[Structured figure records]
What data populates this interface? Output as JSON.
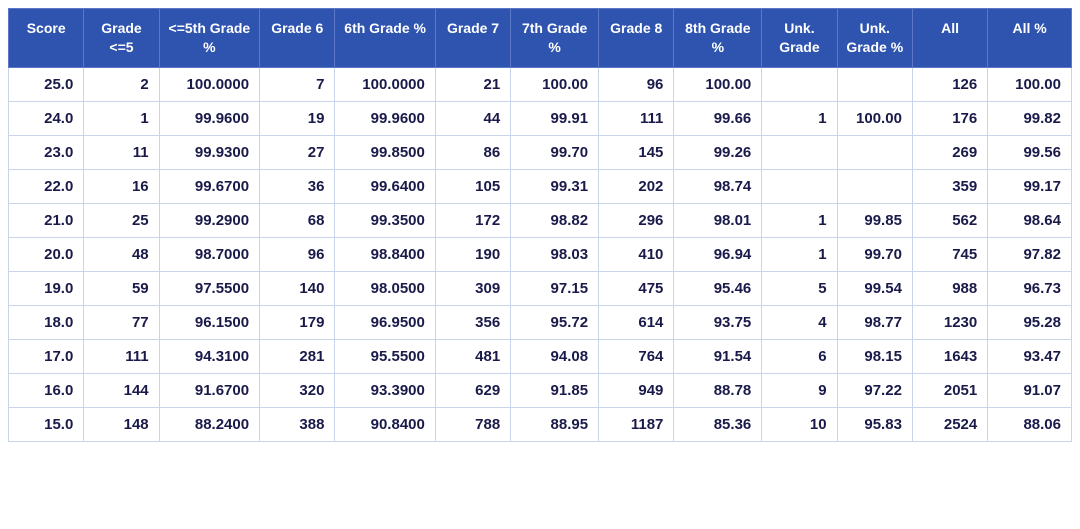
{
  "table": {
    "header_bg": "#2f54b0",
    "header_fg": "#ffffff",
    "cell_border": "#c8d4ea",
    "cell_fg": "#1a1a4a",
    "font_family": "Verdana, Geneva, sans-serif",
    "header_fontsize": 14,
    "cell_fontsize": 15,
    "columns": [
      {
        "key": "score",
        "label": "Score",
        "width": 72
      },
      {
        "key": "g5",
        "label": "Grade <=5",
        "width": 72
      },
      {
        "key": "g5pct",
        "label": "<=5th Grade %",
        "width": 96
      },
      {
        "key": "g6",
        "label": "Grade 6",
        "width": 72
      },
      {
        "key": "g6pct",
        "label": "6th Grade %",
        "width": 96
      },
      {
        "key": "g7",
        "label": "Grade 7",
        "width": 72
      },
      {
        "key": "g7pct",
        "label": "7th Grade %",
        "width": 84
      },
      {
        "key": "g8",
        "label": "Grade 8",
        "width": 72
      },
      {
        "key": "g8pct",
        "label": "8th Grade %",
        "width": 84
      },
      {
        "key": "unk",
        "label": "Unk. Grade",
        "width": 72
      },
      {
        "key": "unkpct",
        "label": "Unk. Grade %",
        "width": 72
      },
      {
        "key": "all",
        "label": "All",
        "width": 72
      },
      {
        "key": "allpct",
        "label": "All %",
        "width": 80
      }
    ],
    "rows": [
      [
        "25.0",
        "2",
        "100.0000",
        "7",
        "100.0000",
        "21",
        "100.00",
        "96",
        "100.00",
        "",
        "",
        "126",
        "100.00"
      ],
      [
        "24.0",
        "1",
        "99.9600",
        "19",
        "99.9600",
        "44",
        "99.91",
        "111",
        "99.66",
        "1",
        "100.00",
        "176",
        "99.82"
      ],
      [
        "23.0",
        "11",
        "99.9300",
        "27",
        "99.8500",
        "86",
        "99.70",
        "145",
        "99.26",
        "",
        "",
        "269",
        "99.56"
      ],
      [
        "22.0",
        "16",
        "99.6700",
        "36",
        "99.6400",
        "105",
        "99.31",
        "202",
        "98.74",
        "",
        "",
        "359",
        "99.17"
      ],
      [
        "21.0",
        "25",
        "99.2900",
        "68",
        "99.3500",
        "172",
        "98.82",
        "296",
        "98.01",
        "1",
        "99.85",
        "562",
        "98.64"
      ],
      [
        "20.0",
        "48",
        "98.7000",
        "96",
        "98.8400",
        "190",
        "98.03",
        "410",
        "96.94",
        "1",
        "99.70",
        "745",
        "97.82"
      ],
      [
        "19.0",
        "59",
        "97.5500",
        "140",
        "98.0500",
        "309",
        "97.15",
        "475",
        "95.46",
        "5",
        "99.54",
        "988",
        "96.73"
      ],
      [
        "18.0",
        "77",
        "96.1500",
        "179",
        "96.9500",
        "356",
        "95.72",
        "614",
        "93.75",
        "4",
        "98.77",
        "1230",
        "95.28"
      ],
      [
        "17.0",
        "111",
        "94.3100",
        "281",
        "95.5500",
        "481",
        "94.08",
        "764",
        "91.54",
        "6",
        "98.15",
        "1643",
        "93.47"
      ],
      [
        "16.0",
        "144",
        "91.6700",
        "320",
        "93.3900",
        "629",
        "91.85",
        "949",
        "88.78",
        "9",
        "97.22",
        "2051",
        "91.07"
      ],
      [
        "15.0",
        "148",
        "88.2400",
        "388",
        "90.8400",
        "788",
        "88.95",
        "1187",
        "85.36",
        "10",
        "95.83",
        "2524",
        "88.06"
      ]
    ]
  }
}
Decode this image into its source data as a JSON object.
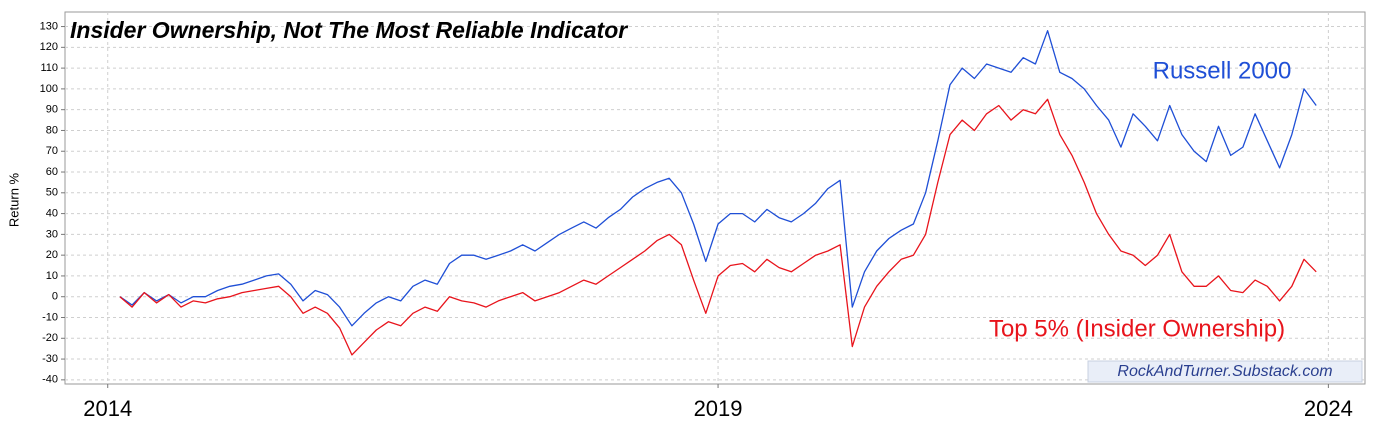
{
  "chart_data": {
    "type": "line",
    "title": "Insider Ownership, Not The Most Reliable Indicator",
    "y_label": "Return %",
    "watermark": "RockAndTurner.Substack.com",
    "grid": true,
    "xlim": [
      2013.65,
      2024.3
    ],
    "xticks": [
      2014,
      2019,
      2024
    ],
    "ylim": [
      -42,
      137
    ],
    "yticks": [
      -40,
      -30,
      -20,
      -10,
      0,
      10,
      20,
      30,
      40,
      50,
      60,
      70,
      80,
      90,
      100,
      110,
      120,
      130
    ],
    "x": [
      2014.1,
      2014.2,
      2014.3,
      2014.4,
      2014.5,
      2014.6,
      2014.7,
      2014.8,
      2014.9,
      2015.0,
      2015.1,
      2015.2,
      2015.3,
      2015.4,
      2015.5,
      2015.6,
      2015.7,
      2015.8,
      2015.9,
      2016.0,
      2016.1,
      2016.2,
      2016.3,
      2016.4,
      2016.5,
      2016.6,
      2016.7,
      2016.8,
      2016.9,
      2017.0,
      2017.1,
      2017.2,
      2017.3,
      2017.4,
      2017.5,
      2017.6,
      2017.7,
      2017.8,
      2017.9,
      2018.0,
      2018.1,
      2018.2,
      2018.3,
      2018.4,
      2018.5,
      2018.6,
      2018.7,
      2018.8,
      2018.9,
      2019.0,
      2019.1,
      2019.2,
      2019.3,
      2019.4,
      2019.5,
      2019.6,
      2019.7,
      2019.8,
      2019.9,
      2020.0,
      2020.1,
      2020.2,
      2020.3,
      2020.4,
      2020.5,
      2020.6,
      2020.7,
      2020.8,
      2020.9,
      2021.0,
      2021.1,
      2021.2,
      2021.3,
      2021.4,
      2021.5,
      2021.6,
      2021.7,
      2021.8,
      2021.9,
      2022.0,
      2022.1,
      2022.2,
      2022.3,
      2022.4,
      2022.5,
      2022.6,
      2022.7,
      2022.8,
      2022.9,
      2023.0,
      2023.1,
      2023.2,
      2023.3,
      2023.4,
      2023.5,
      2023.6,
      2023.7,
      2023.8,
      2023.9
    ],
    "series": [
      {
        "name": "Russell 2000",
        "color": "#1f4fd6",
        "values": [
          0,
          -4,
          2,
          -2,
          1,
          -3,
          0,
          0,
          3,
          5,
          6,
          8,
          10,
          11,
          6,
          -2,
          3,
          1,
          -5,
          -14,
          -8,
          -3,
          0,
          -2,
          5,
          8,
          6,
          16,
          20,
          20,
          18,
          20,
          22,
          25,
          22,
          26,
          30,
          33,
          36,
          33,
          38,
          42,
          48,
          52,
          55,
          57,
          50,
          35,
          17,
          35,
          40,
          40,
          36,
          42,
          38,
          36,
          40,
          45,
          52,
          56,
          -5,
          12,
          22,
          28,
          32,
          35,
          50,
          75,
          102,
          110,
          105,
          112,
          110,
          108,
          115,
          112,
          128,
          108,
          105,
          100,
          92,
          85,
          72,
          88,
          82,
          75,
          92,
          78,
          70,
          65,
          82,
          68,
          72,
          88,
          75,
          62,
          78,
          100,
          92
        ]
      },
      {
        "name": "Top 5% (Insider Ownership)",
        "color": "#e8141c",
        "values": [
          0,
          -5,
          2,
          -3,
          1,
          -5,
          -2,
          -3,
          -1,
          0,
          2,
          3,
          4,
          5,
          0,
          -8,
          -5,
          -8,
          -15,
          -28,
          -22,
          -16,
          -12,
          -14,
          -8,
          -5,
          -7,
          0,
          -2,
          -3,
          -5,
          -2,
          0,
          2,
          -2,
          0,
          2,
          5,
          8,
          6,
          10,
          14,
          18,
          22,
          27,
          30,
          25,
          8,
          -8,
          10,
          15,
          16,
          12,
          18,
          14,
          12,
          16,
          20,
          22,
          25,
          -24,
          -5,
          5,
          12,
          18,
          20,
          30,
          55,
          78,
          85,
          80,
          88,
          92,
          85,
          90,
          88,
          95,
          78,
          68,
          55,
          40,
          30,
          22,
          20,
          15,
          20,
          30,
          12,
          5,
          5,
          10,
          3,
          2,
          8,
          5,
          -2,
          5,
          18,
          12
        ]
      }
    ]
  }
}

### AIM OF THE EXERCISE
Reproduce the material above verbatim; omit every picture.

### WRITTEN RESPONSE
What data populates this interface? Output as JSON.
{
  "table": {
    "header_bg": "#2f54b0",
    "header_fg": "#ffffff",
    "cell_border": "#c8d4ea",
    "cell_fg": "#1a1a4a",
    "font_family": "Verdana, Geneva, sans-serif",
    "header_fontsize": 14,
    "cell_fontsize": 15,
    "columns": [
      {
        "key": "score",
        "label": "Score",
        "width": 72
      },
      {
        "key": "g5",
        "label": "Grade <=5",
        "width": 72
      },
      {
        "key": "g5pct",
        "label": "<=5th Grade %",
        "width": 96
      },
      {
        "key": "g6",
        "label": "Grade 6",
        "width": 72
      },
      {
        "key": "g6pct",
        "label": "6th Grade %",
        "width": 96
      },
      {
        "key": "g7",
        "label": "Grade 7",
        "width": 72
      },
      {
        "key": "g7pct",
        "label": "7th Grade %",
        "width": 84
      },
      {
        "key": "g8",
        "label": "Grade 8",
        "width": 72
      },
      {
        "key": "g8pct",
        "label": "8th Grade %",
        "width": 84
      },
      {
        "key": "unk",
        "label": "Unk. Grade",
        "width": 72
      },
      {
        "key": "unkpct",
        "label": "Unk. Grade %",
        "width": 72
      },
      {
        "key": "all",
        "label": "All",
        "width": 72
      },
      {
        "key": "allpct",
        "label": "All %",
        "width": 80
      }
    ],
    "rows": [
      [
        "25.0",
        "2",
        "100.0000",
        "7",
        "100.0000",
        "21",
        "100.00",
        "96",
        "100.00",
        "",
        "",
        "126",
        "100.00"
      ],
      [
        "24.0",
        "1",
        "99.9600",
        "19",
        "99.9600",
        "44",
        "99.91",
        "111",
        "99.66",
        "1",
        "100.00",
        "176",
        "99.82"
      ],
      [
        "23.0",
        "11",
        "99.9300",
        "27",
        "99.8500",
        "86",
        "99.70",
        "145",
        "99.26",
        "",
        "",
        "269",
        "99.56"
      ],
      [
        "22.0",
        "16",
        "99.6700",
        "36",
        "99.6400",
        "105",
        "99.31",
        "202",
        "98.74",
        "",
        "",
        "359",
        "99.17"
      ],
      [
        "21.0",
        "25",
        "99.2900",
        "68",
        "99.3500",
        "172",
        "98.82",
        "296",
        "98.01",
        "1",
        "99.85",
        "562",
        "98.64"
      ],
      [
        "20.0",
        "48",
        "98.7000",
        "96",
        "98.8400",
        "190",
        "98.03",
        "410",
        "96.94",
        "1",
        "99.70",
        "745",
        "97.82"
      ],
      [
        "19.0",
        "59",
        "97.5500",
        "140",
        "98.0500",
        "309",
        "97.15",
        "475",
        "95.46",
        "5",
        "99.54",
        "988",
        "96.73"
      ],
      [
        "18.0",
        "77",
        "96.1500",
        "179",
        "96.9500",
        "356",
        "95.72",
        "614",
        "93.75",
        "4",
        "98.77",
        "1230",
        "95.28"
      ],
      [
        "17.0",
        "111",
        "94.3100",
        "281",
        "95.5500",
        "481",
        "94.08",
        "764",
        "91.54",
        "6",
        "98.15",
        "1643",
        "93.47"
      ],
      [
        "16.0",
        "144",
        "91.6700",
        "320",
        "93.3900",
        "629",
        "91.85",
        "949",
        "88.78",
        "9",
        "97.22",
        "2051",
        "91.07"
      ],
      [
        "15.0",
        "148",
        "88.2400",
        "388",
        "90.8400",
        "788",
        "88.95",
        "1187",
        "85.36",
        "10",
        "95.83",
        "2524",
        "88.06"
      ]
    ]
  }
}
Decode this image into its source data as a JSON object.
{
  "chart_data": {
    "type": "line",
    "title": "Insider Ownership, Not The Most Reliable Indicator",
    "y_label": "Return %",
    "watermark": "RockAndTurner.Substack.com",
    "grid": true,
    "xlim": [
      2013.65,
      2024.3
    ],
    "xticks": [
      2014,
      2019,
      2024
    ],
    "ylim": [
      -42,
      137
    ],
    "yticks": [
      -40,
      -30,
      -20,
      -10,
      0,
      10,
      20,
      30,
      40,
      50,
      60,
      70,
      80,
      90,
      100,
      110,
      120,
      130
    ],
    "x": [
      2014.1,
      2014.2,
      2014.3,
      2014.4,
      2014.5,
      2014.6,
      2014.7,
      2014.8,
      2014.9,
      2015.0,
      2015.1,
      2015.2,
      2015.3,
      2015.4,
      2015.5,
      2015.6,
      2015.7,
      2015.8,
      2015.9,
      2016.0,
      2016.1,
      2016.2,
      2016.3,
      2016.4,
      2016.5,
      2016.6,
      2016.7,
      2016.8,
      2016.9,
      2017.0,
      2017.1,
      2017.2,
      2017.3,
      2017.4,
      2017.5,
      2017.6,
      2017.7,
      2017.8,
      2017.9,
      2018.0,
      2018.1,
      2018.2,
      2018.3,
      2018.4,
      2018.5,
      2018.6,
      2018.7,
      2018.8,
      2018.9,
      2019.0,
      2019.1,
      2019.2,
      2019.3,
      2019.4,
      2019.5,
      2019.6,
      2019.7,
      2019.8,
      2019.9,
      2020.0,
      2020.1,
      2020.2,
      2020.3,
      2020.4,
      2020.5,
      2020.6,
      2020.7,
      2020.8,
      2020.9,
      2021.0,
      2021.1,
      2021.2,
      2021.3,
      2021.4,
      2021.5,
      2021.6,
      2021.7,
      2021.8,
      2021.9,
      2022.0,
      2022.1,
      2022.2,
      2022.3,
      2022.4,
      2022.5,
      2022.6,
      2022.7,
      2022.8,
      2022.9,
      2023.0,
      2023.1,
      2023.2,
      2023.3,
      2023.4,
      2023.5,
      2023.6,
      2023.7,
      2023.8,
      2023.9
    ],
    "series": [
      {
        "name": "Russell 2000",
        "color": "#1f4fd6",
        "values": [
          0,
          -4,
          2,
          -2,
          1,
          -3,
          0,
          0,
          3,
          5,
          6,
          8,
          10,
          11,
          6,
          -2,
          3,
          1,
          -5,
          -14,
          -8,
          -3,
          0,
          -2,
          5,
          8,
          6,
          16,
          20,
          20,
          18,
          20,
          22,
          25,
          22,
          26,
          30,
          33,
          36,
          33,
          38,
          42,
          48,
          52,
          55,
          57,
          50,
          35,
          17,
          35,
          40,
          40,
          36,
          42,
          38,
          36,
          40,
          45,
          52,
          56,
          -5,
          12,
          22,
          28,
          32,
          35,
          50,
          75,
          102,
          110,
          105,
          112,
          110,
          108,
          115,
          112,
          128,
          108,
          105,
          100,
          92,
          85,
          72,
          88,
          82,
          75,
          92,
          78,
          70,
          65,
          82,
          68,
          72,
          88,
          75,
          62,
          78,
          100,
          92
        ]
      },
      {
        "name": "Top 5% (Insider Ownership)",
        "color": "#e8141c",
        "values": [
          0,
          -5,
          2,
          -3,
          1,
          -5,
          -2,
          -3,
          -1,
          0,
          2,
          3,
          4,
          5,
          0,
          -8,
          -5,
          -8,
          -15,
          -28,
          -22,
          -16,
          -12,
          -14,
          -8,
          -5,
          -7,
          0,
          -2,
          -3,
          -5,
          -2,
          0,
          2,
          -2,
          0,
          2,
          5,
          8,
          6,
          10,
          14,
          18,
          22,
          27,
          30,
          25,
          8,
          -8,
          10,
          15,
          16,
          12,
          18,
          14,
          12,
          16,
          20,
          22,
          25,
          -24,
          -5,
          5,
          12,
          18,
          20,
          30,
          55,
          78,
          85,
          80,
          88,
          92,
          85,
          90,
          88,
          95,
          78,
          68,
          55,
          40,
          30,
          22,
          20,
          15,
          20,
          30,
          12,
          5,
          5,
          10,
          3,
          2,
          8,
          5,
          -2,
          5,
          18,
          12
        ]
      }
    ]
  }
}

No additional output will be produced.